REQUIRED TASK:
Write out the material below again, unchanged.

>> BEGIN DATA FOR PROCESSING

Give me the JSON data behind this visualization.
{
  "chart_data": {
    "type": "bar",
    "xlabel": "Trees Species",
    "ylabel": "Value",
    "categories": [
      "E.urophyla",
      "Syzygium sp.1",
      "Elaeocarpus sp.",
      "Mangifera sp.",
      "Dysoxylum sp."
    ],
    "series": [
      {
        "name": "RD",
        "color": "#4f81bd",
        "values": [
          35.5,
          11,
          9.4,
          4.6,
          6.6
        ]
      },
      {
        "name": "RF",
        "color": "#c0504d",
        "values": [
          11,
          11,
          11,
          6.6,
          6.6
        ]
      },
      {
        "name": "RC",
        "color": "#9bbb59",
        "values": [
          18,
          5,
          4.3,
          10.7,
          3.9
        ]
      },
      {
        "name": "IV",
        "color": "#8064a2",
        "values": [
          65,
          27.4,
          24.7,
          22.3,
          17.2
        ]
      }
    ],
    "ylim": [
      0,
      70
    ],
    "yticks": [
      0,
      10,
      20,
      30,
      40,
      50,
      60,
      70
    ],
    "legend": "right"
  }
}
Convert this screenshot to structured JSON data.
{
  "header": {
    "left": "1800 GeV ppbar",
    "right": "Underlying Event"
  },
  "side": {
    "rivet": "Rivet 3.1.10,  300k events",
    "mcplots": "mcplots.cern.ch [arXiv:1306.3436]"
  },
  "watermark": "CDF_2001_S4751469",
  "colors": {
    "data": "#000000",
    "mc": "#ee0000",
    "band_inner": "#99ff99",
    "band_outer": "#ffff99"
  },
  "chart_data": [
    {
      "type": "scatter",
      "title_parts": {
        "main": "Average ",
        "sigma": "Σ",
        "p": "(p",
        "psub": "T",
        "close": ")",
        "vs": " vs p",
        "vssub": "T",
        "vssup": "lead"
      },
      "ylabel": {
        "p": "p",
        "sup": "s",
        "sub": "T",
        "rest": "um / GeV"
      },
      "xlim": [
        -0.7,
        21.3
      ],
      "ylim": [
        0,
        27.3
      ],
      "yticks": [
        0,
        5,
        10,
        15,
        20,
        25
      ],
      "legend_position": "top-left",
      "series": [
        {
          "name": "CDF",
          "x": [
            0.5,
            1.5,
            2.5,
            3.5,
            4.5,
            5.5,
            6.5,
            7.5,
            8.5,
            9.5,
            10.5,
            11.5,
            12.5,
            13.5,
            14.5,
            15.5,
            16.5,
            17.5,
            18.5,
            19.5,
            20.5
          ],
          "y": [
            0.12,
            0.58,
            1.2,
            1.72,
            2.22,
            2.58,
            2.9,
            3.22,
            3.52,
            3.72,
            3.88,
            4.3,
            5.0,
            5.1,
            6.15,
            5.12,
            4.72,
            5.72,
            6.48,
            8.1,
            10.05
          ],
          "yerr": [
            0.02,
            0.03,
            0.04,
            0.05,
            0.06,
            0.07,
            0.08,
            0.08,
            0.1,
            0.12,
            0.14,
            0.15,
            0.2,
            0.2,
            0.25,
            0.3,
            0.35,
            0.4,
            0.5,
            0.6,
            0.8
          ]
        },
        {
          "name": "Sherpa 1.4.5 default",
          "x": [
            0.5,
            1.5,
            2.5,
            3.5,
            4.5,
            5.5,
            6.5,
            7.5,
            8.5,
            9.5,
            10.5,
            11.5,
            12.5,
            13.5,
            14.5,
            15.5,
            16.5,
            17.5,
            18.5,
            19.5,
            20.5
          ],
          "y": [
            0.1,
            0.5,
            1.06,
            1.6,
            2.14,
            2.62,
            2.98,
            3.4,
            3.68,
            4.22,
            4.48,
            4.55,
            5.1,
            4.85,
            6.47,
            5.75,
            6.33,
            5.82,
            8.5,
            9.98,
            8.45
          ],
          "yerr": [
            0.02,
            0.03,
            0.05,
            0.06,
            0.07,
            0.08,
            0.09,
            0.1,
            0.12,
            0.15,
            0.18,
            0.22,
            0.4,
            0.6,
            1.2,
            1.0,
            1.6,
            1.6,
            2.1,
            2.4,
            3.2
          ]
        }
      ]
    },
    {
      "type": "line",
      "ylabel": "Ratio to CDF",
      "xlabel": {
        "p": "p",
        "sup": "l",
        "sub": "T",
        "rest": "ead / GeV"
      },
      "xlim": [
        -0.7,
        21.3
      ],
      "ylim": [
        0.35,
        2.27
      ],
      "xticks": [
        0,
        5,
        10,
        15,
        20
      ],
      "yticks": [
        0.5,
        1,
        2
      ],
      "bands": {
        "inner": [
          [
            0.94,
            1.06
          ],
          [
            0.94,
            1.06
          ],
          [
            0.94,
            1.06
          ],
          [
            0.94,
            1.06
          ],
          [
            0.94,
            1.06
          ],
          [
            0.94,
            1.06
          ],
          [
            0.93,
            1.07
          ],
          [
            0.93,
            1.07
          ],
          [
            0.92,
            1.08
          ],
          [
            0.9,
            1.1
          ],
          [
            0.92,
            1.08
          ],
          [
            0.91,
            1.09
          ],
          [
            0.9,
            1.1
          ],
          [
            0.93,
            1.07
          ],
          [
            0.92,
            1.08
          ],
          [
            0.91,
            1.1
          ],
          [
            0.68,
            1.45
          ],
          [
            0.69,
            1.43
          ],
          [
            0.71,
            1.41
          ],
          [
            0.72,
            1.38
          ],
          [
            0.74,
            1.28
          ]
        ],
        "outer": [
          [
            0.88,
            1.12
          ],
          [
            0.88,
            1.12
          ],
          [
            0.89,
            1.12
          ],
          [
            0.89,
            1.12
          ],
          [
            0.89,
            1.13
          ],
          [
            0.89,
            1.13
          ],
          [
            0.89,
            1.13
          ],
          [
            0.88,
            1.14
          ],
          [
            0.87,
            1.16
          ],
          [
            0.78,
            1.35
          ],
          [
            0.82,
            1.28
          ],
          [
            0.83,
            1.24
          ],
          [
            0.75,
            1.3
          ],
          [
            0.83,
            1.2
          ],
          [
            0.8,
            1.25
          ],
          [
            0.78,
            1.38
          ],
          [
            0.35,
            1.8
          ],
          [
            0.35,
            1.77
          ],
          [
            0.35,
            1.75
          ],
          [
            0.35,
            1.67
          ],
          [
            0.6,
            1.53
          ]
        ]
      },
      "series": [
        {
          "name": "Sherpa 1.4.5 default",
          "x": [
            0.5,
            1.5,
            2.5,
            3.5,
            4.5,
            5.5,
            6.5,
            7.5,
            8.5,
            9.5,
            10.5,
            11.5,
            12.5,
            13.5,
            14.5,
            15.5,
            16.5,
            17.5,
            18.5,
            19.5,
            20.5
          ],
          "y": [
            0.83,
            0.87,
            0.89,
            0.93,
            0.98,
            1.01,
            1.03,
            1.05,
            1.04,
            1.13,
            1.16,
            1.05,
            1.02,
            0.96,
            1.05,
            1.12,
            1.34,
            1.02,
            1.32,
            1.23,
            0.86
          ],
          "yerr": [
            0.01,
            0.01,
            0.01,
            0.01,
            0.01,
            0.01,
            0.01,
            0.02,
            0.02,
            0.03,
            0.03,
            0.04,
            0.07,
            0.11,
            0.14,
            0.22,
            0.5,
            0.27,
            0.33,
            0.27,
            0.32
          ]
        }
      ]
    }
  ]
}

>> END DATA FOR PROCESSING

FINAL RESULT:
Give me the JSON data behind this visualization.
{
  "chart_data": {
    "type": "bar",
    "xlabel": "Trees Species",
    "ylabel": "Value",
    "categories": [
      "E.urophyla",
      "Syzygium sp.1",
      "Elaeocarpus sp.",
      "Mangifera sp.",
      "Dysoxylum sp."
    ],
    "series": [
      {
        "name": "RD",
        "color": "#4f81bd",
        "values": [
          35.5,
          11,
          9.4,
          4.6,
          6.6
        ]
      },
      {
        "name": "RF",
        "color": "#c0504d",
        "values": [
          11,
          11,
          11,
          6.6,
          6.6
        ]
      },
      {
        "name": "RC",
        "color": "#9bbb59",
        "values": [
          18,
          5,
          4.3,
          10.7,
          3.9
        ]
      },
      {
        "name": "IV",
        "color": "#8064a2",
        "values": [
          65,
          27.4,
          24.7,
          22.3,
          17.2
        ]
      }
    ],
    "ylim": [
      0,
      70
    ],
    "yticks": [
      0,
      10,
      20,
      30,
      40,
      50,
      60,
      70
    ],
    "legend": "right"
  }
}
Convert this screenshot to structured JSON data.
{
  "header": {
    "left": "1800 GeV ppbar",
    "right": "Underlying Event"
  },
  "side": {
    "rivet": "Rivet 3.1.10,  300k events",
    "mcplots": "mcplots.cern.ch [arXiv:1306.3436]"
  },
  "watermark": "CDF_2001_S4751469",
  "colors": {
    "data": "#000000",
    "mc": "#ee0000",
    "band_inner": "#99ff99",
    "band_outer": "#ffff99"
  },
  "chart_data": [
    {
      "type": "scatter",
      "title_parts": {
        "main": "Average ",
        "sigma": "Σ",
        "p": "(p",
        "psub": "T",
        "close": ")",
        "vs": " vs p",
        "vssub": "T",
        "vssup": "lead"
      },
      "ylabel": {
        "p": "p",
        "sup": "s",
        "sub": "T",
        "rest": "um / GeV"
      },
      "xlim": [
        -0.7,
        21.3
      ],
      "ylim": [
        0,
        27.3
      ],
      "yticks": [
        0,
        5,
        10,
        15,
        20,
        25
      ],
      "legend_position": "top-left",
      "series": [
        {
          "name": "CDF",
          "x": [
            0.5,
            1.5,
            2.5,
            3.5,
            4.5,
            5.5,
            6.5,
            7.5,
            8.5,
            9.5,
            10.5,
            11.5,
            12.5,
            13.5,
            14.5,
            15.5,
            16.5,
            17.5,
            18.5,
            19.5,
            20.5
          ],
          "y": [
            0.12,
            0.58,
            1.2,
            1.72,
            2.22,
            2.58,
            2.9,
            3.22,
            3.52,
            3.72,
            3.88,
            4.3,
            5.0,
            5.1,
            6.15,
            5.12,
            4.72,
            5.72,
            6.48,
            8.1,
            10.05
          ],
          "yerr": [
            0.02,
            0.03,
            0.04,
            0.05,
            0.06,
            0.07,
            0.08,
            0.08,
            0.1,
            0.12,
            0.14,
            0.15,
            0.2,
            0.2,
            0.25,
            0.3,
            0.35,
            0.4,
            0.5,
            0.6,
            0.8
          ]
        },
        {
          "name": "Sherpa 1.4.5 default",
          "x": [
            0.5,
            1.5,
            2.5,
            3.5,
            4.5,
            5.5,
            6.5,
            7.5,
            8.5,
            9.5,
            10.5,
            11.5,
            12.5,
            13.5,
            14.5,
            15.5,
            16.5,
            17.5,
            18.5,
            19.5,
            20.5
          ],
          "y": [
            0.1,
            0.5,
            1.06,
            1.6,
            2.14,
            2.62,
            2.98,
            3.4,
            3.68,
            4.22,
            4.48,
            4.55,
            5.1,
            4.85,
            6.47,
            5.75,
            6.33,
            5.82,
            8.5,
            9.98,
            8.45
          ],
          "yerr": [
            0.02,
            0.03,
            0.05,
            0.06,
            0.07,
            0.08,
            0.09,
            0.1,
            0.12,
            0.15,
            0.18,
            0.22,
            0.4,
            0.6,
            1.2,
            1.0,
            1.6,
            1.6,
            2.1,
            2.4,
            3.2
          ]
        }
      ]
    },
    {
      "type": "line",
      "ylabel": "Ratio to CDF",
      "xlabel": {
        "p": "p",
        "sup": "l",
        "sub": "T",
        "rest": "ead / GeV"
      },
      "xlim": [
        -0.7,
        21.3
      ],
      "ylim": [
        0.35,
        2.27
      ],
      "xticks": [
        0,
        5,
        10,
        15,
        20
      ],
      "yticks": [
        0.5,
        1,
        2
      ],
      "bands": {
        "inner": [
          [
            0.94,
            1.06
          ],
          [
            0.94,
            1.06
          ],
          [
            0.94,
            1.06
          ],
          [
            0.94,
            1.06
          ],
          [
            0.94,
            1.06
          ],
          [
            0.94,
            1.06
          ],
          [
            0.93,
            1.07
          ],
          [
            0.93,
            1.07
          ],
          [
            0.92,
            1.08
          ],
          [
            0.9,
            1.1
          ],
          [
            0.92,
            1.08
          ],
          [
            0.91,
            1.09
          ],
          [
            0.9,
            1.1
          ],
          [
            0.93,
            1.07
          ],
          [
            0.92,
            1.08
          ],
          [
            0.91,
            1.1
          ],
          [
            0.68,
            1.45
          ],
          [
            0.69,
            1.43
          ],
          [
            0.71,
            1.41
          ],
          [
            0.72,
            1.38
          ],
          [
            0.74,
            1.28
          ]
        ],
        "outer": [
          [
            0.88,
            1.12
          ],
          [
            0.88,
            1.12
          ],
          [
            0.89,
            1.12
          ],
          [
            0.89,
            1.12
          ],
          [
            0.89,
            1.13
          ],
          [
            0.89,
            1.13
          ],
          [
            0.89,
            1.13
          ],
          [
            0.88,
            1.14
          ],
          [
            0.87,
            1.16
          ],
          [
            0.78,
            1.35
          ],
          [
            0.82,
            1.28
          ],
          [
            0.83,
            1.24
          ],
          [
            0.75,
            1.3
          ],
          [
            0.83,
            1.2
          ],
          [
            0.8,
            1.25
          ],
          [
            0.78,
            1.38
          ],
          [
            0.35,
            1.8
          ],
          [
            0.35,
            1.77
          ],
          [
            0.35,
            1.75
          ],
          [
            0.35,
            1.67
          ],
          [
            0.6,
            1.53
          ]
        ]
      },
      "series": [
        {
          "name": "Sherpa 1.4.5 default",
          "x": [
            0.5,
            1.5,
            2.5,
            3.5,
            4.5,
            5.5,
            6.5,
            7.5,
            8.5,
            9.5,
            10.5,
            11.5,
            12.5,
            13.5,
            14.5,
            15.5,
            16.5,
            17.5,
            18.5,
            19.5,
            20.5
          ],
          "y": [
            0.83,
            0.87,
            0.89,
            0.93,
            0.98,
            1.01,
            1.03,
            1.05,
            1.04,
            1.13,
            1.16,
            1.05,
            1.02,
            0.96,
            1.05,
            1.12,
            1.34,
            1.02,
            1.32,
            1.23,
            0.86
          ],
          "yerr": [
            0.01,
            0.01,
            0.01,
            0.01,
            0.01,
            0.01,
            0.01,
            0.02,
            0.02,
            0.03,
            0.03,
            0.04,
            0.07,
            0.11,
            0.14,
            0.22,
            0.5,
            0.27,
            0.33,
            0.27,
            0.32
          ]
        }
      ]
    }
  ]
}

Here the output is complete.